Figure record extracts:
----------

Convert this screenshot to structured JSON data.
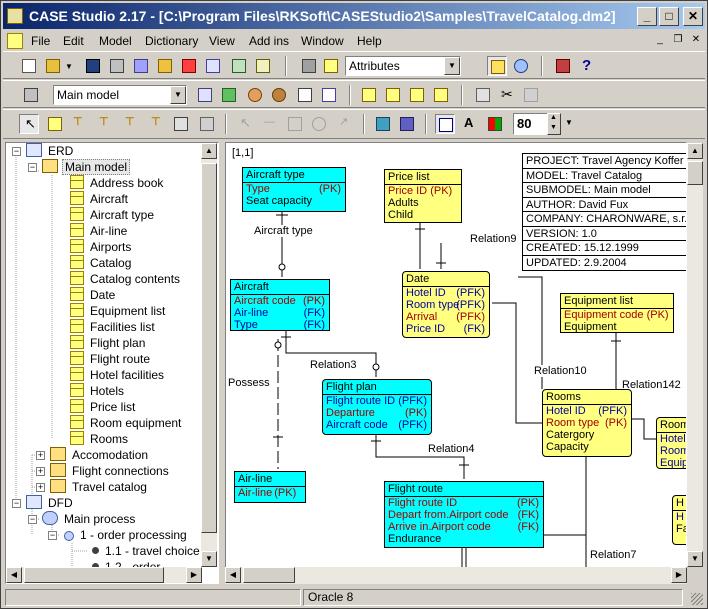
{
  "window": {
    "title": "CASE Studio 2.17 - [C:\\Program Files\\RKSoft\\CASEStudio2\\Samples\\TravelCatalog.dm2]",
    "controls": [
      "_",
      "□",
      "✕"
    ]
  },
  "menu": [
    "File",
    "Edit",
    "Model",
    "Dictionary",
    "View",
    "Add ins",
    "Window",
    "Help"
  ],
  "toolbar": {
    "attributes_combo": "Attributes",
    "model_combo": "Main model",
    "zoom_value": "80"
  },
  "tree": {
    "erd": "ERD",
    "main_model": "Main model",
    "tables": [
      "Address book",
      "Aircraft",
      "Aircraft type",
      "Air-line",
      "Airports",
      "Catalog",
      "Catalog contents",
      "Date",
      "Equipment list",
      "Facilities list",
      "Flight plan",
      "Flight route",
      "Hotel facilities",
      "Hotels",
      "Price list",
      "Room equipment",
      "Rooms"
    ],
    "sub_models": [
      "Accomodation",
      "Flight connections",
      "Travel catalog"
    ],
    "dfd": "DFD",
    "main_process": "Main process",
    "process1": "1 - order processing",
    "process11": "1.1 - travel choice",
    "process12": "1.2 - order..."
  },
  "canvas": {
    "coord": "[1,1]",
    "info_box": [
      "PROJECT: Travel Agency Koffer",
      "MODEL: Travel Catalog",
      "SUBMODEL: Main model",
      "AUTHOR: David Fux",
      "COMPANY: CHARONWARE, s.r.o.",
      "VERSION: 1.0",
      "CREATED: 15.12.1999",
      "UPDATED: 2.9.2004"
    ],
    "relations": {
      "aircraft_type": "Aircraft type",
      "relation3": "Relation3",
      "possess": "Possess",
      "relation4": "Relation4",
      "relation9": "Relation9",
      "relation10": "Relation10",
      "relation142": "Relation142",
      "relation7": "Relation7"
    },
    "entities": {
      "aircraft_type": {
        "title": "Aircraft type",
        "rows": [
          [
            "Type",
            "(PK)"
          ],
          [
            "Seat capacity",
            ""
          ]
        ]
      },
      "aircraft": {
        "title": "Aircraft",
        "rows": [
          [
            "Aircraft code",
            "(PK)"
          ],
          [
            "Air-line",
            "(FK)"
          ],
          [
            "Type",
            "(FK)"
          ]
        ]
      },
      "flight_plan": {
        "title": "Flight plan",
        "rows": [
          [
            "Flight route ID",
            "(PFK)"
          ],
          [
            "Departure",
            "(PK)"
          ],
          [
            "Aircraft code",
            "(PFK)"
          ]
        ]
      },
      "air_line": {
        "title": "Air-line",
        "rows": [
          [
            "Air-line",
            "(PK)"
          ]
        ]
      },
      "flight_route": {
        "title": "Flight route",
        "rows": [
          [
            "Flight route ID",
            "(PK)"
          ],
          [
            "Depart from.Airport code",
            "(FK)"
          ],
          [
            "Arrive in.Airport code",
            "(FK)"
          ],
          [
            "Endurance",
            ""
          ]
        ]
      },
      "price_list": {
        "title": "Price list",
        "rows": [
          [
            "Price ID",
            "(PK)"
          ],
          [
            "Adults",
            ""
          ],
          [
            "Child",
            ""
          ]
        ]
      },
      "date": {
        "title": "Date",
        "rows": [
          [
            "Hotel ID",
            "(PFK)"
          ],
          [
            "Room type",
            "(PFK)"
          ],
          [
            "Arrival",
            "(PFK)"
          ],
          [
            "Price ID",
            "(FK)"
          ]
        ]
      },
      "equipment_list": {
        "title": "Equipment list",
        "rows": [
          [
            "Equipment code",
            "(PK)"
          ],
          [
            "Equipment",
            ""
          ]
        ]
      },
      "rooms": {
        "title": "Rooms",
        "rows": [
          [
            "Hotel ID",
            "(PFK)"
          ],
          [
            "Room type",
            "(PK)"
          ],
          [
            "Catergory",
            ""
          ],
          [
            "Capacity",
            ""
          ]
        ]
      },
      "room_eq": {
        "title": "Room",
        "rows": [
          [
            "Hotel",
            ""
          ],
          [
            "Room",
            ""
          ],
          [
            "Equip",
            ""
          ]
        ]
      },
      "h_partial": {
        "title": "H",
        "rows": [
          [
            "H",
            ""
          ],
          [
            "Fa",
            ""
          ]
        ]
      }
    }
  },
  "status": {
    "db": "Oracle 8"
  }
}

----------

> **Task goal**
Without including any picture, retype the entries exactly.

> **Solved exercise**
Convert this screenshot to structured JSON data.
{
  "window": {
    "title": "CASE Studio 2.17 - [C:\\Program Files\\RKSoft\\CASEStudio2\\Samples\\TravelCatalog.dm2]",
    "controls": [
      "_",
      "□",
      "✕"
    ]
  },
  "menu": [
    "File",
    "Edit",
    "Model",
    "Dictionary",
    "View",
    "Add ins",
    "Window",
    "Help"
  ],
  "toolbar": {
    "attributes_combo": "Attributes",
    "model_combo": "Main model",
    "zoom_value": "80"
  },
  "tree": {
    "erd": "ERD",
    "main_model": "Main model",
    "tables": [
      "Address book",
      "Aircraft",
      "Aircraft type",
      "Air-line",
      "Airports",
      "Catalog",
      "Catalog contents",
      "Date",
      "Equipment list",
      "Facilities list",
      "Flight plan",
      "Flight route",
      "Hotel facilities",
      "Hotels",
      "Price list",
      "Room equipment",
      "Rooms"
    ],
    "sub_models": [
      "Accomodation",
      "Flight connections",
      "Travel catalog"
    ],
    "dfd": "DFD",
    "main_process": "Main process",
    "process1": "1 - order processing",
    "process11": "1.1 - travel choice",
    "process12": "1.2 - order..."
  },
  "canvas": {
    "coord": "[1,1]",
    "info_box": [
      "PROJECT: Travel Agency Koffer",
      "MODEL: Travel Catalog",
      "SUBMODEL: Main model",
      "AUTHOR: David Fux",
      "COMPANY: CHARONWARE, s.r.o.",
      "VERSION: 1.0",
      "CREATED: 15.12.1999",
      "UPDATED: 2.9.2004"
    ],
    "relations": {
      "aircraft_type": "Aircraft type",
      "relation3": "Relation3",
      "possess": "Possess",
      "relation4": "Relation4",
      "relation9": "Relation9",
      "relation10": "Relation10",
      "relation142": "Relation142",
      "relation7": "Relation7"
    },
    "entities": {
      "aircraft_type": {
        "title": "Aircraft type",
        "rows": [
          [
            "Type",
            "(PK)"
          ],
          [
            "Seat capacity",
            ""
          ]
        ]
      },
      "aircraft": {
        "title": "Aircraft",
        "rows": [
          [
            "Aircraft code",
            "(PK)"
          ],
          [
            "Air-line",
            "(FK)"
          ],
          [
            "Type",
            "(FK)"
          ]
        ]
      },
      "flight_plan": {
        "title": "Flight plan",
        "rows": [
          [
            "Flight route ID",
            "(PFK)"
          ],
          [
            "Departure",
            "(PK)"
          ],
          [
            "Aircraft code",
            "(PFK)"
          ]
        ]
      },
      "air_line": {
        "title": "Air-line",
        "rows": [
          [
            "Air-line",
            "(PK)"
          ]
        ]
      },
      "flight_route": {
        "title": "Flight route",
        "rows": [
          [
            "Flight route ID",
            "(PK)"
          ],
          [
            "Depart from.Airport code",
            "(FK)"
          ],
          [
            "Arrive in.Airport code",
            "(FK)"
          ],
          [
            "Endurance",
            ""
          ]
        ]
      },
      "price_list": {
        "title": "Price list",
        "rows": [
          [
            "Price ID",
            "(PK)"
          ],
          [
            "Adults",
            ""
          ],
          [
            "Child",
            ""
          ]
        ]
      },
      "date": {
        "title": "Date",
        "rows": [
          [
            "Hotel ID",
            "(PFK)"
          ],
          [
            "Room type",
            "(PFK)"
          ],
          [
            "Arrival",
            "(PFK)"
          ],
          [
            "Price ID",
            "(FK)"
          ]
        ]
      },
      "equipment_list": {
        "title": "Equipment list",
        "rows": [
          [
            "Equipment code",
            "(PK)"
          ],
          [
            "Equipment",
            ""
          ]
        ]
      },
      "rooms": {
        "title": "Rooms",
        "rows": [
          [
            "Hotel ID",
            "(PFK)"
          ],
          [
            "Room type",
            "(PK)"
          ],
          [
            "Catergory",
            ""
          ],
          [
            "Capacity",
            ""
          ]
        ]
      },
      "room_eq": {
        "title": "Room",
        "rows": [
          [
            "Hotel",
            ""
          ],
          [
            "Room",
            ""
          ],
          [
            "Equip",
            ""
          ]
        ]
      },
      "h_partial": {
        "title": "H",
        "rows": [
          [
            "H",
            ""
          ],
          [
            "Fa",
            ""
          ]
        ]
      }
    }
  },
  "status": {
    "db": "Oracle 8"
  }
}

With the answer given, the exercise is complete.